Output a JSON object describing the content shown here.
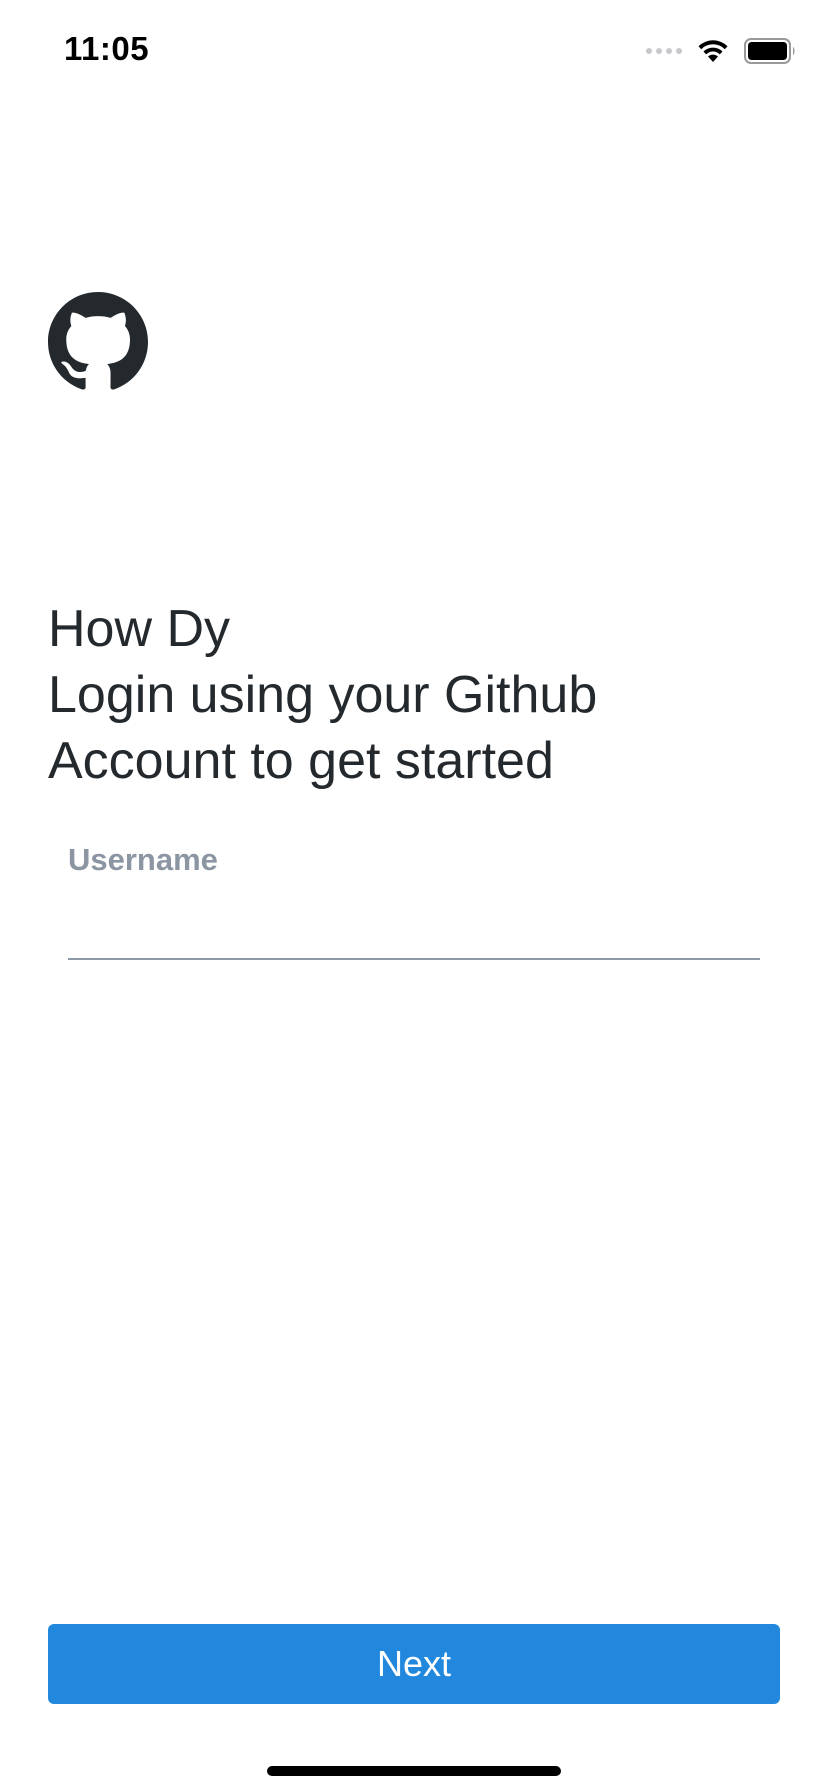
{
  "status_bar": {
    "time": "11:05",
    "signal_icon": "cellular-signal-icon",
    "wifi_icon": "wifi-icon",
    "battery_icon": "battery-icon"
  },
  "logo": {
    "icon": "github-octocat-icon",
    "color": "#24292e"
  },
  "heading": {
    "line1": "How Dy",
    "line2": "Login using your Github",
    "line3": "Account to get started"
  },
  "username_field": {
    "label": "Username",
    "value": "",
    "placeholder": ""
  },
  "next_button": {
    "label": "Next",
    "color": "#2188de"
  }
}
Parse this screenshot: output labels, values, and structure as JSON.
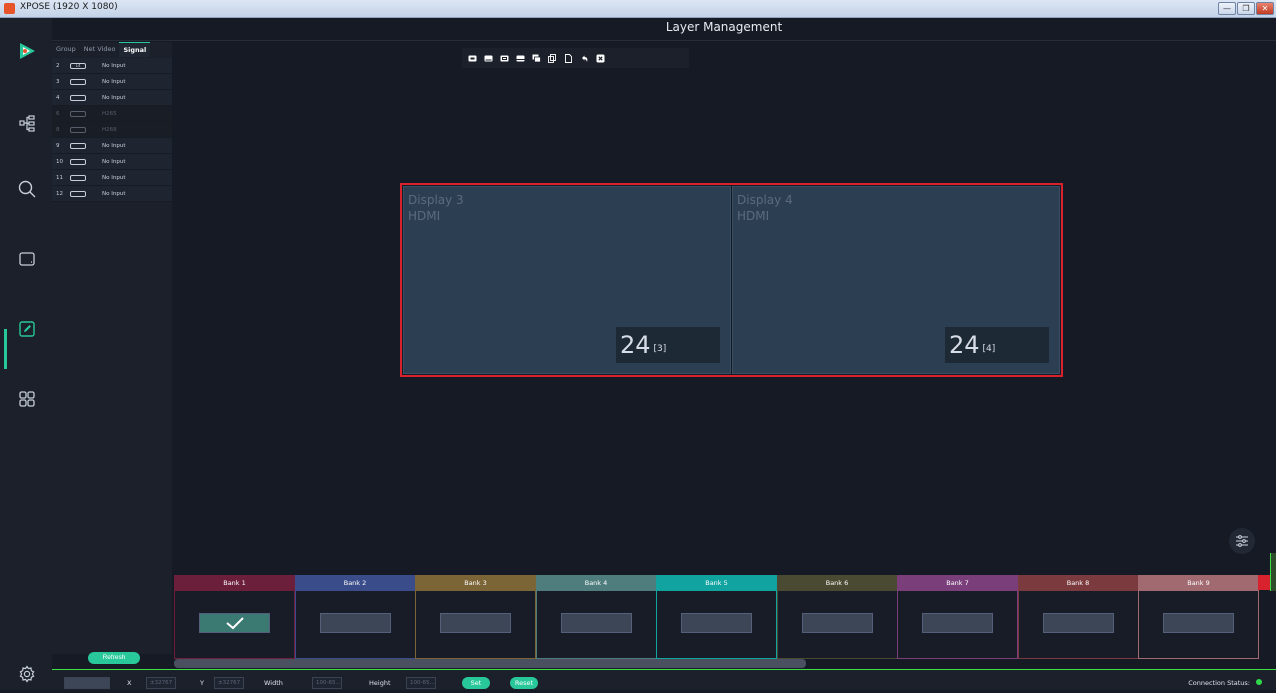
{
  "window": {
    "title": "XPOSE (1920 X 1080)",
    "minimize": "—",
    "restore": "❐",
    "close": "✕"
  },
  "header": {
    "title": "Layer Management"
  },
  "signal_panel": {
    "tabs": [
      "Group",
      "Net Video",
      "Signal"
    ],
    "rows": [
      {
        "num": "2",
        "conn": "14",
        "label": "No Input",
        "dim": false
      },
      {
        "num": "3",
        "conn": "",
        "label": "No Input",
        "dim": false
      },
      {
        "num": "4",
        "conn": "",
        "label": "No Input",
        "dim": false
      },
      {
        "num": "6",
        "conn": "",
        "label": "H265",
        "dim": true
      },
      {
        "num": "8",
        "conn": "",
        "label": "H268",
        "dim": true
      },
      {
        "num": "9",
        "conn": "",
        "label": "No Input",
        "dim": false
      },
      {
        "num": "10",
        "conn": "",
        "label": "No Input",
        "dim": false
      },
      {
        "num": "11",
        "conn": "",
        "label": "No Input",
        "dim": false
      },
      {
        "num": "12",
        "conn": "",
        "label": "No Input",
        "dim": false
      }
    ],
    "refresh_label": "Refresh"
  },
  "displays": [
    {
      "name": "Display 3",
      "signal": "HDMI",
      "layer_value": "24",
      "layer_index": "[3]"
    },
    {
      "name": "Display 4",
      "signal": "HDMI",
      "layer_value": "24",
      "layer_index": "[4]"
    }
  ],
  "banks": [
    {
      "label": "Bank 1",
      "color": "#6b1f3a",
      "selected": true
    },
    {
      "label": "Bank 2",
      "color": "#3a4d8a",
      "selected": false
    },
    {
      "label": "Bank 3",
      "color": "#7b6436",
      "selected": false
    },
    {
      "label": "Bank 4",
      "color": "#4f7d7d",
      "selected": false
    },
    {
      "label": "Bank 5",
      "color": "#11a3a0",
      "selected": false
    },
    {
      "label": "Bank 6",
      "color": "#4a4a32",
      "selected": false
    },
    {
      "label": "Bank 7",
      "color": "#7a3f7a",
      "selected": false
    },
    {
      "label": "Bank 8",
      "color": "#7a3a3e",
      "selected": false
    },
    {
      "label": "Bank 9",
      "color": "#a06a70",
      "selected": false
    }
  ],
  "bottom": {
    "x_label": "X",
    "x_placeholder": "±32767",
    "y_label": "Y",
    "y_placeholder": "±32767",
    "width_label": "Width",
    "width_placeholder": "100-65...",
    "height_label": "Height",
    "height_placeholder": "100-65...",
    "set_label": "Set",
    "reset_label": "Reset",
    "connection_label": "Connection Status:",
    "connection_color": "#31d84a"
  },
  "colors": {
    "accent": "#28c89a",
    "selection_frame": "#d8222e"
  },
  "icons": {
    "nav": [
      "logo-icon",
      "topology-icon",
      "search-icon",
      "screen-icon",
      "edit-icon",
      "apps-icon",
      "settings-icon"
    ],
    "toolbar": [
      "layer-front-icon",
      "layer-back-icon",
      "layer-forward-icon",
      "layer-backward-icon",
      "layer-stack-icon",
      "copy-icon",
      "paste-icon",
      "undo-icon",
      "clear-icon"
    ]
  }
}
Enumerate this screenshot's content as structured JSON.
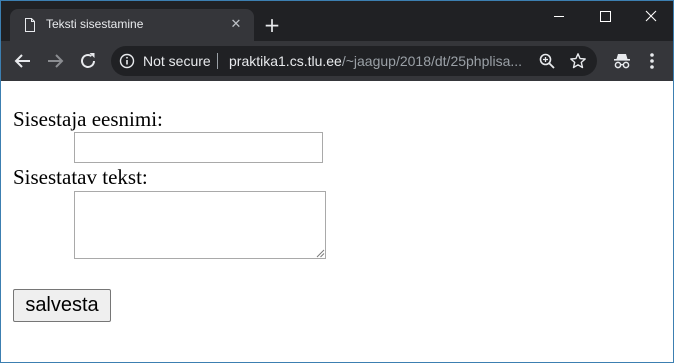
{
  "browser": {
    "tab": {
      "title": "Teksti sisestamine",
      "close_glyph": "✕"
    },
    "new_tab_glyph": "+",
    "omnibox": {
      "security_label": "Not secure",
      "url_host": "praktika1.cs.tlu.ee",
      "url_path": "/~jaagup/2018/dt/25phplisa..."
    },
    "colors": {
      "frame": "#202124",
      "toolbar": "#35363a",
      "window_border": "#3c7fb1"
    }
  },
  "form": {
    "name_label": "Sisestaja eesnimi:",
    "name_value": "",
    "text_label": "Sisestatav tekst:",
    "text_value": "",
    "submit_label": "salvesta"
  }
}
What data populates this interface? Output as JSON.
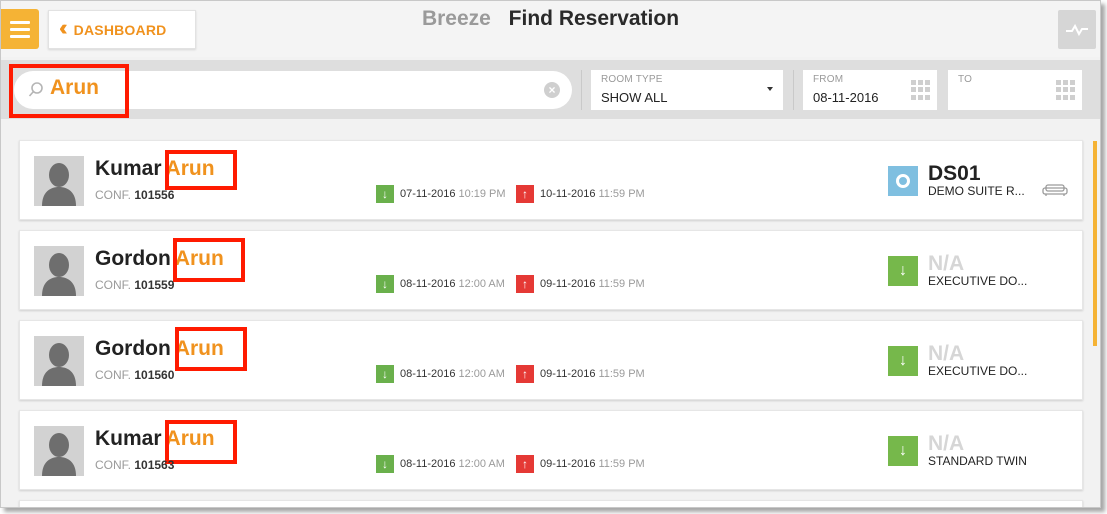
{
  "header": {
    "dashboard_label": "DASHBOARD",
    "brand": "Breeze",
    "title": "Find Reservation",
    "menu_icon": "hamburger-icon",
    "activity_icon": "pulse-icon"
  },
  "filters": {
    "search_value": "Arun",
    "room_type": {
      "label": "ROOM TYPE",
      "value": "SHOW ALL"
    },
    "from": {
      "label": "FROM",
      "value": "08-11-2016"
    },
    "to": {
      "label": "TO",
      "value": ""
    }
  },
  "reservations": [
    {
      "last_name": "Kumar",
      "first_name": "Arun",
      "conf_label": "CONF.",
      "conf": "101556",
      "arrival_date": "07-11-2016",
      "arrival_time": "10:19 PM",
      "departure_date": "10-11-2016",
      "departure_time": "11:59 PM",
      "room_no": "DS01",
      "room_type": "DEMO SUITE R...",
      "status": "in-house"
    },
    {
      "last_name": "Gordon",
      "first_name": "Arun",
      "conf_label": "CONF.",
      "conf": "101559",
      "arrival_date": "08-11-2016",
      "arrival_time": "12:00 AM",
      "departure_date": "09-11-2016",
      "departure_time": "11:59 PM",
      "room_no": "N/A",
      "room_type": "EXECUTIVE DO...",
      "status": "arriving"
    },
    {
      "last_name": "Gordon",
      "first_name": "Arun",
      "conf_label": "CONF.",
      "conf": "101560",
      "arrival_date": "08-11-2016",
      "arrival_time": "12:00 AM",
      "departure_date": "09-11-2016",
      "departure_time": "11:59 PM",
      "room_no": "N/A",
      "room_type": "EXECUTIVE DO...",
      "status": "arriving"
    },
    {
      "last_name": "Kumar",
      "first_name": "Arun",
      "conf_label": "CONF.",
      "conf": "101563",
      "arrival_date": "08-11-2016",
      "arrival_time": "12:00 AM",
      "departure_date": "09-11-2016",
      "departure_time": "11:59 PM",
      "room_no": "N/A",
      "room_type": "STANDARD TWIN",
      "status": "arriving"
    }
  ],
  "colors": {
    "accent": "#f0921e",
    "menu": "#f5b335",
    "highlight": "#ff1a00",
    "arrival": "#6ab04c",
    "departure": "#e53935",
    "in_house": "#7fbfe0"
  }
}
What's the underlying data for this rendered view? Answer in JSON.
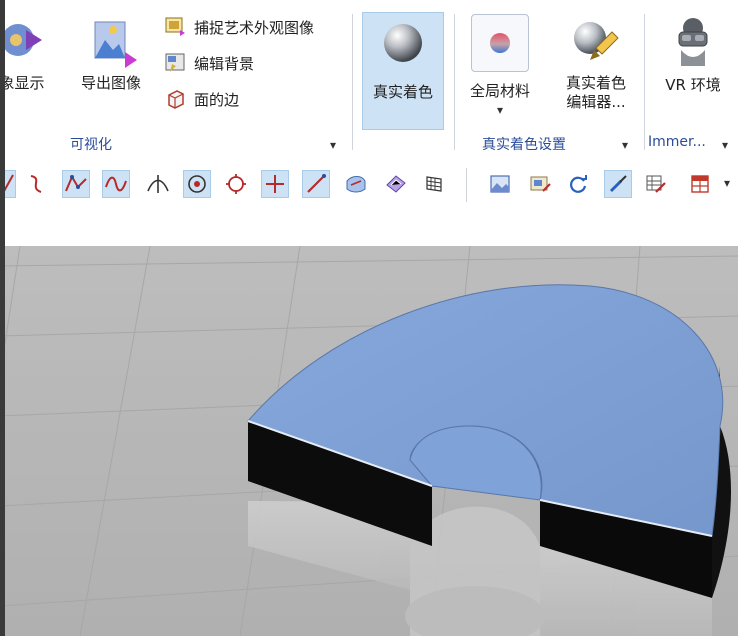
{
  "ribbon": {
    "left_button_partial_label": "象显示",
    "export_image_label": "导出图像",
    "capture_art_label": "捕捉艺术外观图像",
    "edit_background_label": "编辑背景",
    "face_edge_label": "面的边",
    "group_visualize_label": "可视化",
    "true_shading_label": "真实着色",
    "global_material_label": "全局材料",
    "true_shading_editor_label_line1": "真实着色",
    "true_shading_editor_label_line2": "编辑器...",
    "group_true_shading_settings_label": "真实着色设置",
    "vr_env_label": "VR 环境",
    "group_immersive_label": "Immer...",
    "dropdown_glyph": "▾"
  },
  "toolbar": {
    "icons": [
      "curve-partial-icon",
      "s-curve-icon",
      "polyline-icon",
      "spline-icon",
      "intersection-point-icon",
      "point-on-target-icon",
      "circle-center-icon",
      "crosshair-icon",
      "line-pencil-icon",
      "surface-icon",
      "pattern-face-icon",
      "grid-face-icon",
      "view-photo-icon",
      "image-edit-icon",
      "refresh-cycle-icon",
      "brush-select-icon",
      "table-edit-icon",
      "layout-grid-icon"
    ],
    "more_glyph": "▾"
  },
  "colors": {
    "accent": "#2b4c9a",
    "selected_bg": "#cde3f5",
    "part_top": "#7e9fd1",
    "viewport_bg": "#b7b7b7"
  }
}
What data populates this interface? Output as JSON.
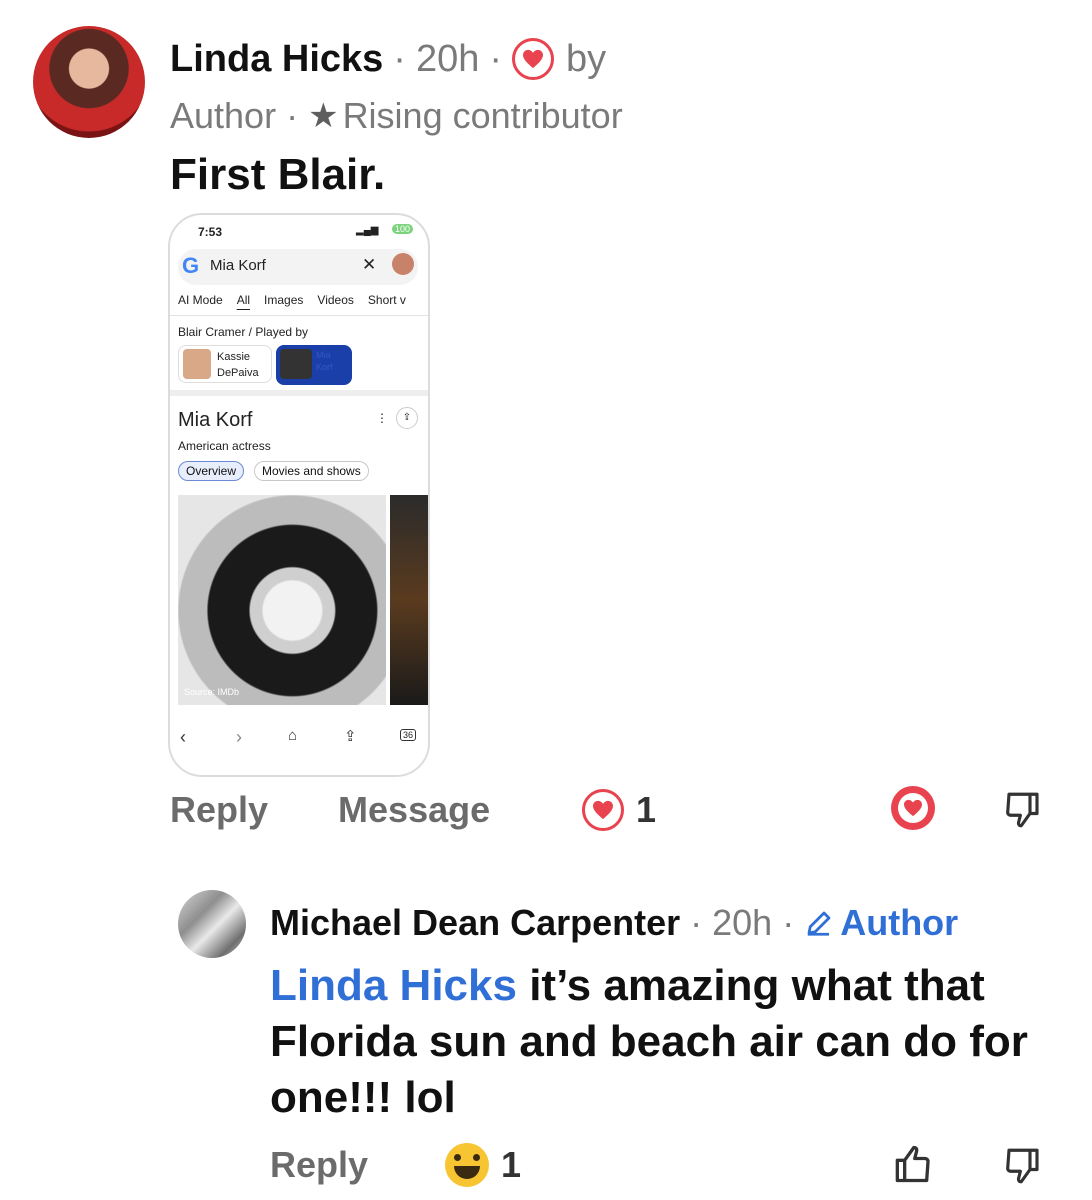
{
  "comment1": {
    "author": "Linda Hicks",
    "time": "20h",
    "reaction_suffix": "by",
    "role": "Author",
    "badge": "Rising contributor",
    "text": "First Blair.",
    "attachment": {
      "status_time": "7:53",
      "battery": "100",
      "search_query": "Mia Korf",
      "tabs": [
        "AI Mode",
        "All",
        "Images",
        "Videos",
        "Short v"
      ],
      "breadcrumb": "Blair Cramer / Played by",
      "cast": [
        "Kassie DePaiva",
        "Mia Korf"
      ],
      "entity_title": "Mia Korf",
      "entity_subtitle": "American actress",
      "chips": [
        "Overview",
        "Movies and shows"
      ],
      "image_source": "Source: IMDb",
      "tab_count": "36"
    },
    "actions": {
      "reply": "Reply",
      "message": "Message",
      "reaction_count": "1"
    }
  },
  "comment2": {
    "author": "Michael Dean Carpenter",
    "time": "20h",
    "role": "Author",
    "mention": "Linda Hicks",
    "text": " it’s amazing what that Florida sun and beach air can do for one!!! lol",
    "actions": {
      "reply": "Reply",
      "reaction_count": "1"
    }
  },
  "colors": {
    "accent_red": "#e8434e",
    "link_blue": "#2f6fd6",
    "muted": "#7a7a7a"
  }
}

□ □ □ □ □

Task objective
Search the entries for the word "content", then list each line that holds it.

Correct output
Output a JSON object describing the content shown here.
Enumerate this screenshot's content as structured JSON.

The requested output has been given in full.